*Request*.
Gather all lines in the entries that include the word "установленные".

*Given records*.
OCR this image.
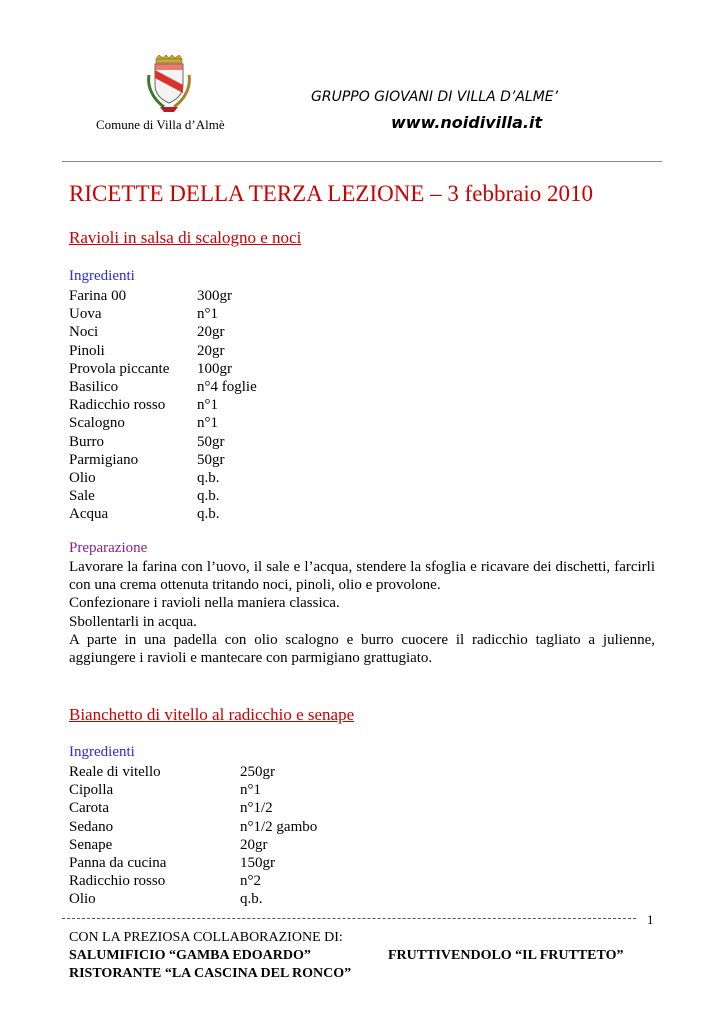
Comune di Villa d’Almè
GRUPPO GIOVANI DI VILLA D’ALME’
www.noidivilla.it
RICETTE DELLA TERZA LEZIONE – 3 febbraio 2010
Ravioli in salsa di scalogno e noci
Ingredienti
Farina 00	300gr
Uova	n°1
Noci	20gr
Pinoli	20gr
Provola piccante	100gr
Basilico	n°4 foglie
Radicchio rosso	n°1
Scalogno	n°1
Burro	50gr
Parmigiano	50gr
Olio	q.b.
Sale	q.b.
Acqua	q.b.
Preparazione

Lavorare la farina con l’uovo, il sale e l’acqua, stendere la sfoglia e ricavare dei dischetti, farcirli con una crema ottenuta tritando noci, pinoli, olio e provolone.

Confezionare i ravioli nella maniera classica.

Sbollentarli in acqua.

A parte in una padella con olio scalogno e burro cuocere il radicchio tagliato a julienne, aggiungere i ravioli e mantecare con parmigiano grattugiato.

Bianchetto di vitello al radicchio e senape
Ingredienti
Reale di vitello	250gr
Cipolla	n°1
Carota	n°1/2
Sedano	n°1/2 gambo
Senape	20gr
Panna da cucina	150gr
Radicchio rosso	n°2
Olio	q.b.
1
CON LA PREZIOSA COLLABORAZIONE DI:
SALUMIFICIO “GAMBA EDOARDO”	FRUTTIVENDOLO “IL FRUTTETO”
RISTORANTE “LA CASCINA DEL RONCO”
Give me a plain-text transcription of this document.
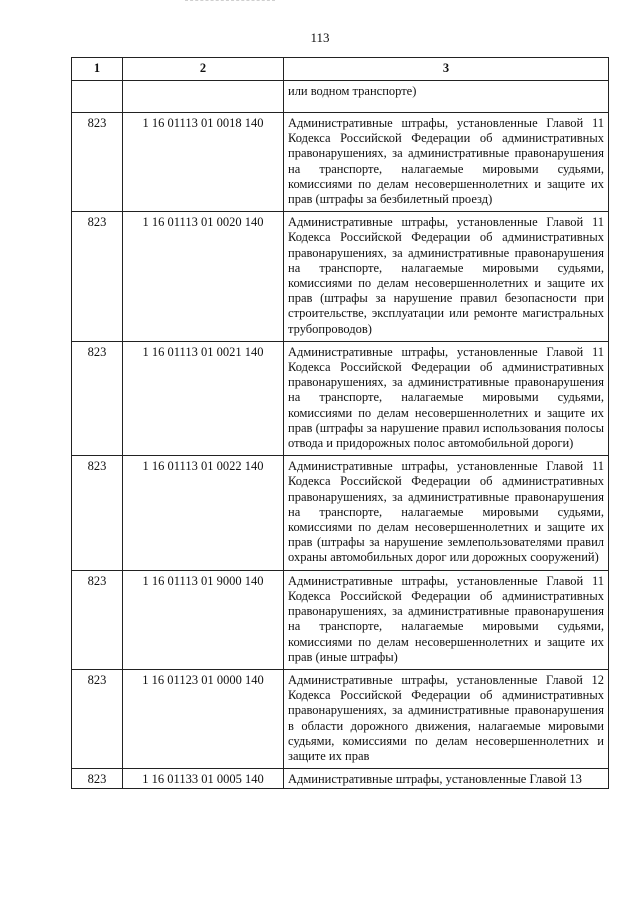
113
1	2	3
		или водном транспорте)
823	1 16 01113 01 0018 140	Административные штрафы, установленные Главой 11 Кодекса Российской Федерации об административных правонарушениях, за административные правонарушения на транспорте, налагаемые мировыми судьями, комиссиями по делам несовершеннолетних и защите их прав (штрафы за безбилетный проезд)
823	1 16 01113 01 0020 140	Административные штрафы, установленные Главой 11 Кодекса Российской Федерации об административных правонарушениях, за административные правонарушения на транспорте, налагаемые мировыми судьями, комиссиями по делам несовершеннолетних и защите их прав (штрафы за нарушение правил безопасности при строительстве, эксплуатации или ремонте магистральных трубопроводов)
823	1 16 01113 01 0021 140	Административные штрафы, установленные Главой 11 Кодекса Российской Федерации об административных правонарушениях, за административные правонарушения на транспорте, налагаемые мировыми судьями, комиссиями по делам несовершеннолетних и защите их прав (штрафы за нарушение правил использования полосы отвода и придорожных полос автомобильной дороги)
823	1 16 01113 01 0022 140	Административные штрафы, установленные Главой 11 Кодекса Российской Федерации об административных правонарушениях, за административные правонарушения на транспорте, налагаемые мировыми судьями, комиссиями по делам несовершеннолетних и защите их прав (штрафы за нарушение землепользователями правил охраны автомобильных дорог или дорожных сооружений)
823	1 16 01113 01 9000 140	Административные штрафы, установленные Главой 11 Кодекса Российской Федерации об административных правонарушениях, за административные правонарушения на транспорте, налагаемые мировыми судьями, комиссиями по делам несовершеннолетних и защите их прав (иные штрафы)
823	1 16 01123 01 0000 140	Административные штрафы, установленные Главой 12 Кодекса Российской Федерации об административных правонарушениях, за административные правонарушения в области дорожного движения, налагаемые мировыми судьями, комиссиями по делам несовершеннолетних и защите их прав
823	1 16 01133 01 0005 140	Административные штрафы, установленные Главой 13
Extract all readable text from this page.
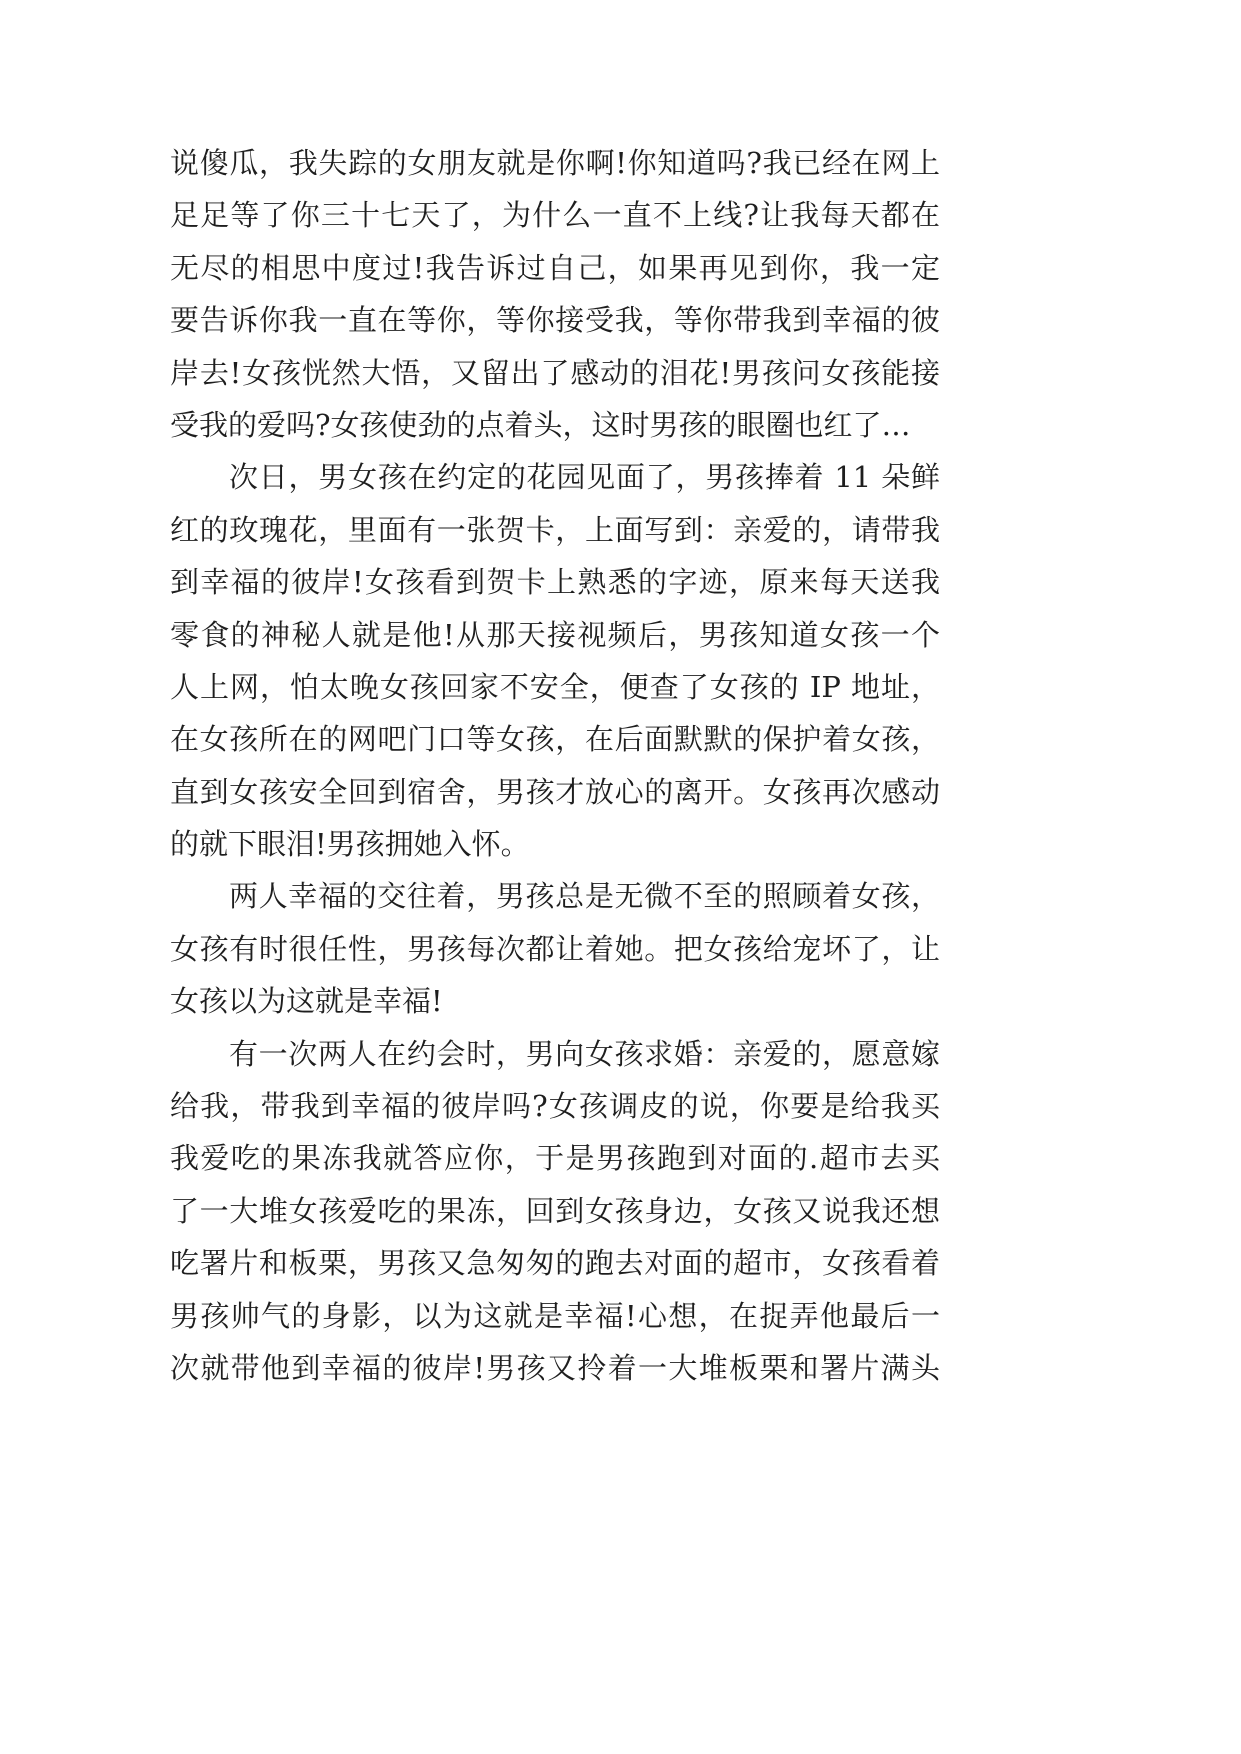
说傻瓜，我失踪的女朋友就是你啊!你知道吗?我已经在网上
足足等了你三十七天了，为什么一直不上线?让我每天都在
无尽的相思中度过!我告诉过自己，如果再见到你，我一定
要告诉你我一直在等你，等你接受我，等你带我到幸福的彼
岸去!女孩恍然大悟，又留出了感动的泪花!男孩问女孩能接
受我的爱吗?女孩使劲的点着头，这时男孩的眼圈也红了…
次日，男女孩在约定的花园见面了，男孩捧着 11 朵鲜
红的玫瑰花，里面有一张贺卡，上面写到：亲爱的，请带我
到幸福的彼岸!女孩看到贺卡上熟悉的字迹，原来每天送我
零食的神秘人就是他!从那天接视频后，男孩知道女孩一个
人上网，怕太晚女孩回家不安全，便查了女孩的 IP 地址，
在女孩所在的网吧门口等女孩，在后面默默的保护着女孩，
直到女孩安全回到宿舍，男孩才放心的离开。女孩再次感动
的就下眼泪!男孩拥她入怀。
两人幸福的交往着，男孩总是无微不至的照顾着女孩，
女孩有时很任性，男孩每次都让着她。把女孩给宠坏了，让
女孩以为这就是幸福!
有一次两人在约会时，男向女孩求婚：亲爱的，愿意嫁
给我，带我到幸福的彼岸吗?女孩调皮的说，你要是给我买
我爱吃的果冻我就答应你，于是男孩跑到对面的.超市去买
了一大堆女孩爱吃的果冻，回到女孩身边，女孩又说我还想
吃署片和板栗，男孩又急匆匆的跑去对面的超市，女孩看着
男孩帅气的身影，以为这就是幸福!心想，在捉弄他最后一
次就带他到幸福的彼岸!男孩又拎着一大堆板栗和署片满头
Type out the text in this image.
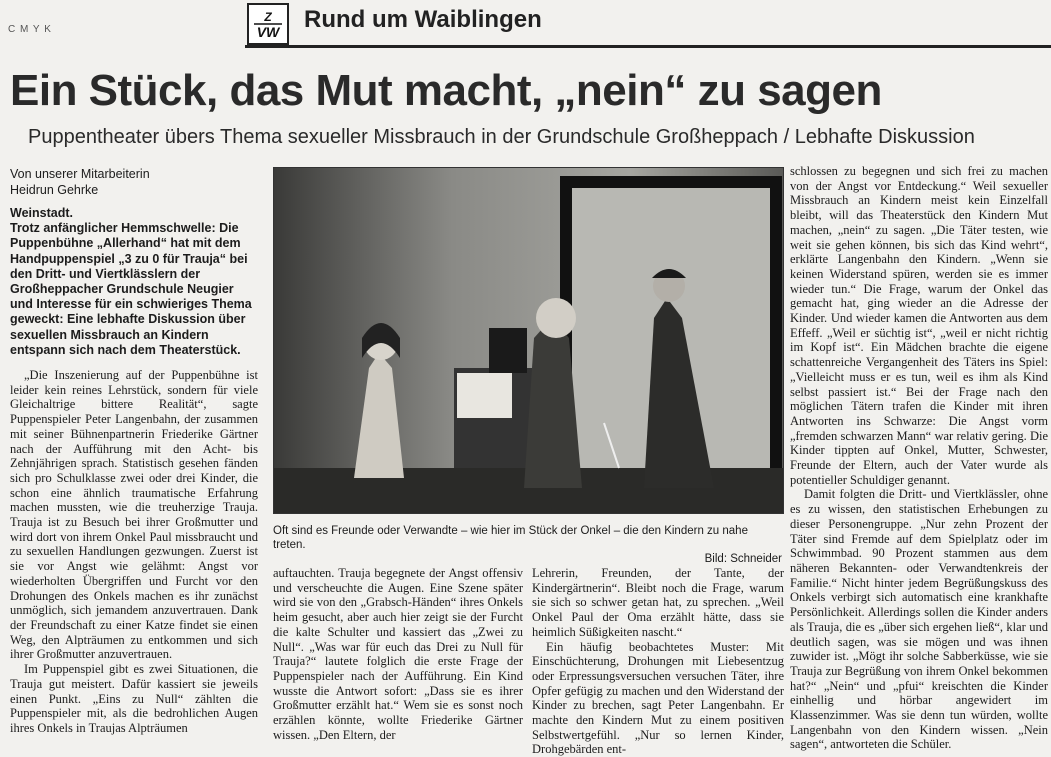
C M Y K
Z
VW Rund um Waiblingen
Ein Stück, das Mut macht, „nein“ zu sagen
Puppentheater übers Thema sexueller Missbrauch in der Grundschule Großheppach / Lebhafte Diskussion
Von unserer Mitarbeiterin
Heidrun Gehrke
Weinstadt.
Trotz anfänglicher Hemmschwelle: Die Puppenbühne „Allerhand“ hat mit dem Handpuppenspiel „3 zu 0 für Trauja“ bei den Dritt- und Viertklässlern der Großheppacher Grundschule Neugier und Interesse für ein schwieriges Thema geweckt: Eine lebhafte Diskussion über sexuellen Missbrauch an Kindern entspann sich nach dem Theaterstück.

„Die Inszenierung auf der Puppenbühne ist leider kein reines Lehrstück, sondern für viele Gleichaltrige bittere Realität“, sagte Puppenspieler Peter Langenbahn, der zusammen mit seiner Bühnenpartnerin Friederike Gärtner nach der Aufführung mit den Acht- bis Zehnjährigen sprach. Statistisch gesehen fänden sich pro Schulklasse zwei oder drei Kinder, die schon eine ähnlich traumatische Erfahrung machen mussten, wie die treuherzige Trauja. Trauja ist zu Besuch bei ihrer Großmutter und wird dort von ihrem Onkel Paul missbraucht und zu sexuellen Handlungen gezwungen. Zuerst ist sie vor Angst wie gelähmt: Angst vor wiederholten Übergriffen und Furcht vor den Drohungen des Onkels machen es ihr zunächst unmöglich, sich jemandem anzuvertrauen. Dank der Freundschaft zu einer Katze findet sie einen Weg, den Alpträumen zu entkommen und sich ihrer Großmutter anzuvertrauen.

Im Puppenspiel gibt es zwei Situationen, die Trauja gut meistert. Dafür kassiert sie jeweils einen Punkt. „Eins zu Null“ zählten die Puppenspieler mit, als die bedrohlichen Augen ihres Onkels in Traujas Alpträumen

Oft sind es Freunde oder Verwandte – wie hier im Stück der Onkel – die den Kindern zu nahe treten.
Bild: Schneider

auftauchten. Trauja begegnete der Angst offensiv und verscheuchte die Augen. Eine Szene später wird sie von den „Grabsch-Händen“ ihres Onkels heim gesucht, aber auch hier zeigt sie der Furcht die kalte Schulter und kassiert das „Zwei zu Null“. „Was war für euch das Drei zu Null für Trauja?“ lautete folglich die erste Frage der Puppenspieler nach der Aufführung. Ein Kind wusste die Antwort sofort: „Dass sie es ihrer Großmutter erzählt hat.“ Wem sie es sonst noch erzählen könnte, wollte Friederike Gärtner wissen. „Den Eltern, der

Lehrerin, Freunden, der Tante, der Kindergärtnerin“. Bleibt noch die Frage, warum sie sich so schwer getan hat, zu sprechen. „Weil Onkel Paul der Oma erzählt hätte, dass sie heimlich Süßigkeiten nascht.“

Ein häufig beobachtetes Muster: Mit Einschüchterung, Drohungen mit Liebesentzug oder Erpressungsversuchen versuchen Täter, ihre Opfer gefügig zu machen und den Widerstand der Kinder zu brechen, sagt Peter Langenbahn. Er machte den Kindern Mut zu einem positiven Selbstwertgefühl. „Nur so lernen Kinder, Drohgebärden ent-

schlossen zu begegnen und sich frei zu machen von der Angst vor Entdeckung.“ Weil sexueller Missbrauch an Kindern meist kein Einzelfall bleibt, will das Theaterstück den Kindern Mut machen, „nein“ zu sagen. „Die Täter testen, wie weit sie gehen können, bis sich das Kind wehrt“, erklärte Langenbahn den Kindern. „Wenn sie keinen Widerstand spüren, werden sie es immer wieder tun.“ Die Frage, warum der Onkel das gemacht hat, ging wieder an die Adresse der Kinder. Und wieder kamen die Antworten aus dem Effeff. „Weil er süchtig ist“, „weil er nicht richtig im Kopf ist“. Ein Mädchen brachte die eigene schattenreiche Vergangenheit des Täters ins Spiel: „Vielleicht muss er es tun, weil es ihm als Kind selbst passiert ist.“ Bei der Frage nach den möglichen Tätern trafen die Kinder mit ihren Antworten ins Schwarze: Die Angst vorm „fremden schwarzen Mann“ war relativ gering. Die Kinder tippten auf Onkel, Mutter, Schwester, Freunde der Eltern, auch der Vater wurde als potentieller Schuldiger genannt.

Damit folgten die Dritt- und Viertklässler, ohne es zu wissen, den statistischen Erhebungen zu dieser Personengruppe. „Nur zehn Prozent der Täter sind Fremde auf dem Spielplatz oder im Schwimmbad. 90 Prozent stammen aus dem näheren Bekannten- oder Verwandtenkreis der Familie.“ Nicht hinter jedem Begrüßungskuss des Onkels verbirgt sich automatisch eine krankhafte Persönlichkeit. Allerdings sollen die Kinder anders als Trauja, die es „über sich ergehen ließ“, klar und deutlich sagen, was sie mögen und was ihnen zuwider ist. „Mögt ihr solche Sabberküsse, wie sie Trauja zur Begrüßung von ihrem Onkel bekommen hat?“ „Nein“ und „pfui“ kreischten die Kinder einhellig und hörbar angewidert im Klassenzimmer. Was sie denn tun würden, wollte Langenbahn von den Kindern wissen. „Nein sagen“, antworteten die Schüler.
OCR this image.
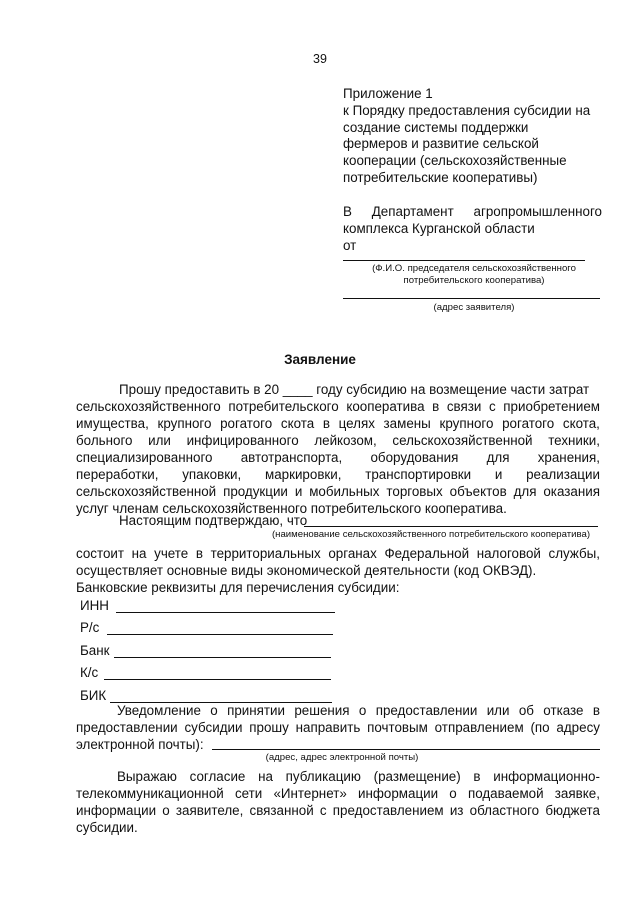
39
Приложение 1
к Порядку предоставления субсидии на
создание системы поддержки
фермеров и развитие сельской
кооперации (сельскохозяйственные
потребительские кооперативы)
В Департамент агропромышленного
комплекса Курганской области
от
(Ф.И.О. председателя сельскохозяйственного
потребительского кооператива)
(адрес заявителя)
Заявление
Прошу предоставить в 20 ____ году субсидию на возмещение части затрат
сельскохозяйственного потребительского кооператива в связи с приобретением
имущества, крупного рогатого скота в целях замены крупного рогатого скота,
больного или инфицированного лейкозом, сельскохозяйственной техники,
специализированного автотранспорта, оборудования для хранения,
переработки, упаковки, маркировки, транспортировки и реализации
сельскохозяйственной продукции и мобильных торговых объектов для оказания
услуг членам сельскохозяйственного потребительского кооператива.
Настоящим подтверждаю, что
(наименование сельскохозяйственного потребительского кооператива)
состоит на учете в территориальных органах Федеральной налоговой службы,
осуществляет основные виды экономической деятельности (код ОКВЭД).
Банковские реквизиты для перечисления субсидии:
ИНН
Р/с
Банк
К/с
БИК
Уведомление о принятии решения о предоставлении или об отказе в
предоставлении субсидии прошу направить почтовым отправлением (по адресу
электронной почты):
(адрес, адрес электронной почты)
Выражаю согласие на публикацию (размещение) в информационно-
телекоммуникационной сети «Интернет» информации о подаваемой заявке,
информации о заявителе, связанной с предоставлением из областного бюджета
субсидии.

*Result*.
823	1 16 01113 01 0018 140	Административные штрафы, установленные Главой 11 Кодекса Российской Федерации об административных правонарушениях, за административные правонарушения на транспорте, налагаемые мировыми судьями, комиссиями по делам несовершеннолетних и защите их прав (штрафы за безбилетный проезд)
823	1 16 01113 01 0020 140	Административные штрафы, установленные Главой 11 Кодекса Российской Федерации об административных правонарушениях, за административные правонарушения на транспорте, налагаемые мировыми судьями, комиссиями по делам несовершеннолетних и защите их прав (штрафы за нарушение правил безопасности при строительстве, эксплуатации или ремонте магистральных трубопроводов)
823	1 16 01113 01 0021 140	Административные штрафы, установленные Главой 11 Кодекса Российской Федерации об административных правонарушениях, за административные правонарушения на транспорте, налагаемые мировыми судьями, комиссиями по делам несовершеннолетних и защите их прав (штрафы за нарушение правил использования полосы отвода и придорожных полос автомобильной дороги)
823	1 16 01113 01 0022 140	Административные штрафы, установленные Главой 11 Кодекса Российской Федерации об административных правонарушениях, за административные правонарушения на транспорте, налагаемые мировыми судьями, комиссиями по делам несовершеннолетних и защите их прав (штрафы за нарушение землепользователями правил охраны автомобильных дорог или дорожных сооружений)
823	1 16 01113 01 9000 140	Административные штрафы, установленные Главой 11 Кодекса Российской Федерации об административных правонарушениях, за административные правонарушения на транспорте, налагаемые мировыми судьями, комиссиями по делам несовершеннолетних и защите их прав (иные штрафы)
823	1 16 01123 01 0000 140	Административные штрафы, установленные Главой 12 Кодекса Российской Федерации об административных правонарушениях, за административные правонарушения в области дорожного движения, налагаемые мировыми судьями, комиссиями по делам несовершеннолетних и защите их прав
823	1 16 01133 01 0005 140	Административные штрафы, установленные Главой 13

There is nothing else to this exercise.